▸ Task goal
Locate and copy each line in the data that contains the word "structured".

(Excerpt from a dataset)
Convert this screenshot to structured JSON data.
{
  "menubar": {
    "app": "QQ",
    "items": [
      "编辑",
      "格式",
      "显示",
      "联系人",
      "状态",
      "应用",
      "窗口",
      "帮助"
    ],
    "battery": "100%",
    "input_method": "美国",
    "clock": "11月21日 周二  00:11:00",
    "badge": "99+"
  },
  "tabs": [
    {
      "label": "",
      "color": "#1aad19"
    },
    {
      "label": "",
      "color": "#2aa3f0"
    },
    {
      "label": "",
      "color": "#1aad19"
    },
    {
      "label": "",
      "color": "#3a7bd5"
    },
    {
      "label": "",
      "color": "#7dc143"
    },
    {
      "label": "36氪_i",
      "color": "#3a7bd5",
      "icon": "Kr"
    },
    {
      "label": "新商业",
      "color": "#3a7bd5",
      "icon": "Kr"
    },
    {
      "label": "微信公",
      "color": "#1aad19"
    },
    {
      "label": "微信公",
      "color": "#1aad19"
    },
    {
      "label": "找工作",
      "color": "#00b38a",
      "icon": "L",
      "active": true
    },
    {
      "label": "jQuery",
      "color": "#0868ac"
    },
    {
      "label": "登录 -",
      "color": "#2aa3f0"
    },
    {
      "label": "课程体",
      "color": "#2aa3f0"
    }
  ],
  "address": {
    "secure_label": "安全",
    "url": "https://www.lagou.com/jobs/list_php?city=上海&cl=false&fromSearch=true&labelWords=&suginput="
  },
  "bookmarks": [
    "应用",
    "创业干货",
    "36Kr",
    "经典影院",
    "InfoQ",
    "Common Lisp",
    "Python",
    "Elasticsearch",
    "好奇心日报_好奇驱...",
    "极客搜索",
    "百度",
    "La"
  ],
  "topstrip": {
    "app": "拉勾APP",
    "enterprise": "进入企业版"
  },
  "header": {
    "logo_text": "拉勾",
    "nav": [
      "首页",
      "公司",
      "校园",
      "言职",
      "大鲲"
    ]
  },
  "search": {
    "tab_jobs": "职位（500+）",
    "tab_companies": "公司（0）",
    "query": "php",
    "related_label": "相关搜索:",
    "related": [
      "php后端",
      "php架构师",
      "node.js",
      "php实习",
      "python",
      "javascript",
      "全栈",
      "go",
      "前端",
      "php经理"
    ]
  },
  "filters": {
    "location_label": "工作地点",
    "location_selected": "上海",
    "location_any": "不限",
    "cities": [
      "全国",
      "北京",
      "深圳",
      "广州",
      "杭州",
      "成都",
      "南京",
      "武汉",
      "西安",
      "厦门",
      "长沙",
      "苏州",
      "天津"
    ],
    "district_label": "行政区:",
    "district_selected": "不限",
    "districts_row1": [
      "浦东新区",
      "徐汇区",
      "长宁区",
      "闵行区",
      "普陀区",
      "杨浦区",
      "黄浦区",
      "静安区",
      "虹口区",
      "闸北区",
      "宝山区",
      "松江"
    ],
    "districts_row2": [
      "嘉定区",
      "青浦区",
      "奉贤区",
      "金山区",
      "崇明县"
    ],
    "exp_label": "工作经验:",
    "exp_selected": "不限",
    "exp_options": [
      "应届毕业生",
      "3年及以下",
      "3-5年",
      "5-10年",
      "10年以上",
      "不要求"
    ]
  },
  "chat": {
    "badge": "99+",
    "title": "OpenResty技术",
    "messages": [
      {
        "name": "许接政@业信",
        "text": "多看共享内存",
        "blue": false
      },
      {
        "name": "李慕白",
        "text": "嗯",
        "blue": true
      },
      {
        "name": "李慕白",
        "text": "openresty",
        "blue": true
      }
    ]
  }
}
---
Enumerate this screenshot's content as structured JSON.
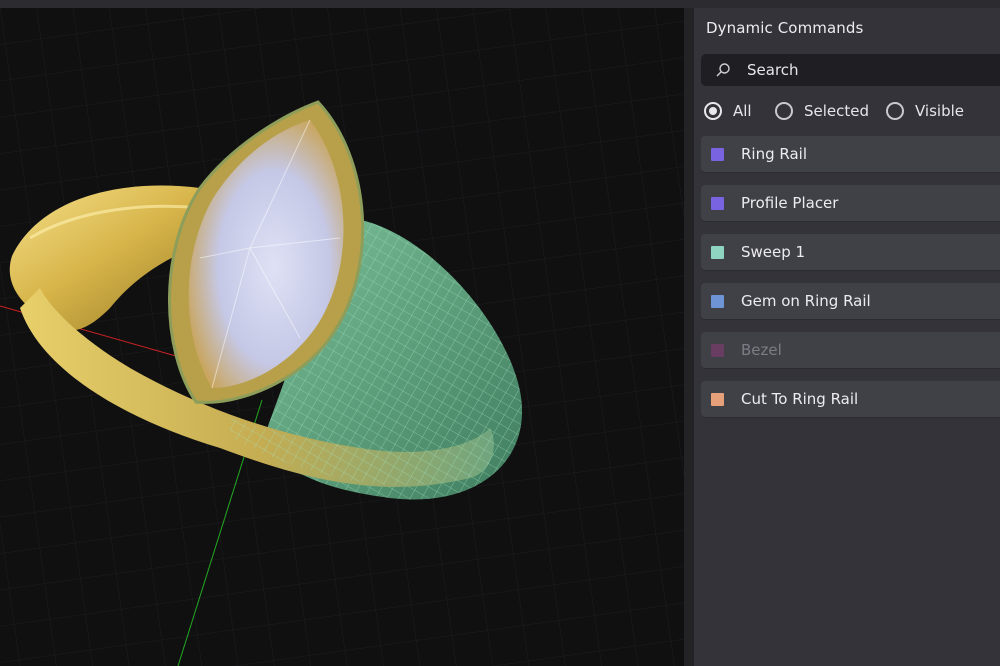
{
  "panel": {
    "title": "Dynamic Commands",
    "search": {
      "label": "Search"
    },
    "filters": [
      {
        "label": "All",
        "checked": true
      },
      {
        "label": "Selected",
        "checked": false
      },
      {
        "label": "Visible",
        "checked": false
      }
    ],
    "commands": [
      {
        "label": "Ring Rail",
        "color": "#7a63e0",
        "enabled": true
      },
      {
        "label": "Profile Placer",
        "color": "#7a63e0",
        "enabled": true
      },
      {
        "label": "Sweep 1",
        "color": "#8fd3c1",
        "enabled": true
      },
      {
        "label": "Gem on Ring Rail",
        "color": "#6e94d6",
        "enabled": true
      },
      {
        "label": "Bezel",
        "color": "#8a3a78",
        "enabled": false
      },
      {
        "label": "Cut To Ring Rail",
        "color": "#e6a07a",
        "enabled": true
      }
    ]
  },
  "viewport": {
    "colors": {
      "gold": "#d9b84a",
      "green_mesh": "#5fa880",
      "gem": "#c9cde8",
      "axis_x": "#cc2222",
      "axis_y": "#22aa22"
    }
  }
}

▸ Response below
Convert this screenshot to structured JSON data.
Enumerate this screenshot's content as structured JSON.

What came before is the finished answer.